Written instruction:
Give an exact transcription of every line, dropping the images.

— Begin Information given —

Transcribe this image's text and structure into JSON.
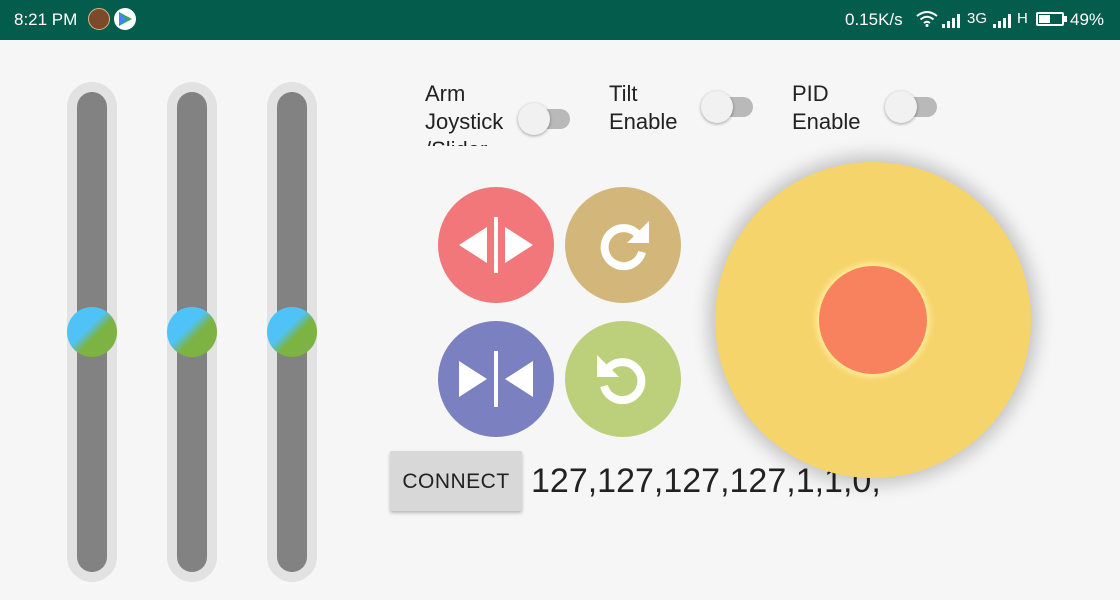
{
  "status_bar": {
    "time": "8:21 PM",
    "app_icons": [
      "avatar-icon",
      "play-store-icon"
    ],
    "network_speed": "0.15K/s",
    "network_3g": "3G",
    "network_type": "H",
    "battery_percent": "49%",
    "battery_level": 0.49
  },
  "sliders": [
    {
      "name": "slider-1",
      "value": 0.5
    },
    {
      "name": "slider-2",
      "value": 0.5
    },
    {
      "name": "slider-3",
      "value": 0.5
    }
  ],
  "switches": {
    "arm": {
      "label": "Arm Joystick /Slider",
      "on": false
    },
    "tilt": {
      "label": "Tilt Enable",
      "on": false
    },
    "pid": {
      "label": "PID Enable",
      "on": false
    }
  },
  "buttons": {
    "spread": {
      "icon": "spread-arrows-icon",
      "color": "#f1777a"
    },
    "rotate_cw": {
      "icon": "rotate-clockwise-icon",
      "color": "#d3b77a"
    },
    "squeeze": {
      "icon": "squeeze-arrows-icon",
      "color": "#7a80c0"
    },
    "rotate_ccw": {
      "icon": "rotate-counterclockwise-icon",
      "color": "#bcd07c"
    }
  },
  "connect": {
    "label": "CONNECT"
  },
  "data_output": "127,127,127,127,1,1,0;",
  "joystick": {
    "base_color": "#f6d46c",
    "knob_color": "#f7825d",
    "x": 0,
    "y": 0
  }
}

— End Information given —

Written response:
Transcribe this image's text and structure into JSON.
{
  "status_bar": {
    "time": "8:21 PM",
    "app_icons": [
      "avatar-icon",
      "play-store-icon"
    ],
    "network_speed": "0.15K/s",
    "network_3g": "3G",
    "network_type": "H",
    "battery_percent": "49%",
    "battery_level": 0.49
  },
  "sliders": [
    {
      "name": "slider-1",
      "value": 0.5
    },
    {
      "name": "slider-2",
      "value": 0.5
    },
    {
      "name": "slider-3",
      "value": 0.5
    }
  ],
  "switches": {
    "arm": {
      "label": "Arm Joystick /Slider",
      "on": false
    },
    "tilt": {
      "label": "Tilt Enable",
      "on": false
    },
    "pid": {
      "label": "PID Enable",
      "on": false
    }
  },
  "buttons": {
    "spread": {
      "icon": "spread-arrows-icon",
      "color": "#f1777a"
    },
    "rotate_cw": {
      "icon": "rotate-clockwise-icon",
      "color": "#d3b77a"
    },
    "squeeze": {
      "icon": "squeeze-arrows-icon",
      "color": "#7a80c0"
    },
    "rotate_ccw": {
      "icon": "rotate-counterclockwise-icon",
      "color": "#bcd07c"
    }
  },
  "connect": {
    "label": "CONNECT"
  },
  "data_output": "127,127,127,127,1,1,0;",
  "joystick": {
    "base_color": "#f6d46c",
    "knob_color": "#f7825d",
    "x": 0,
    "y": 0
  }
}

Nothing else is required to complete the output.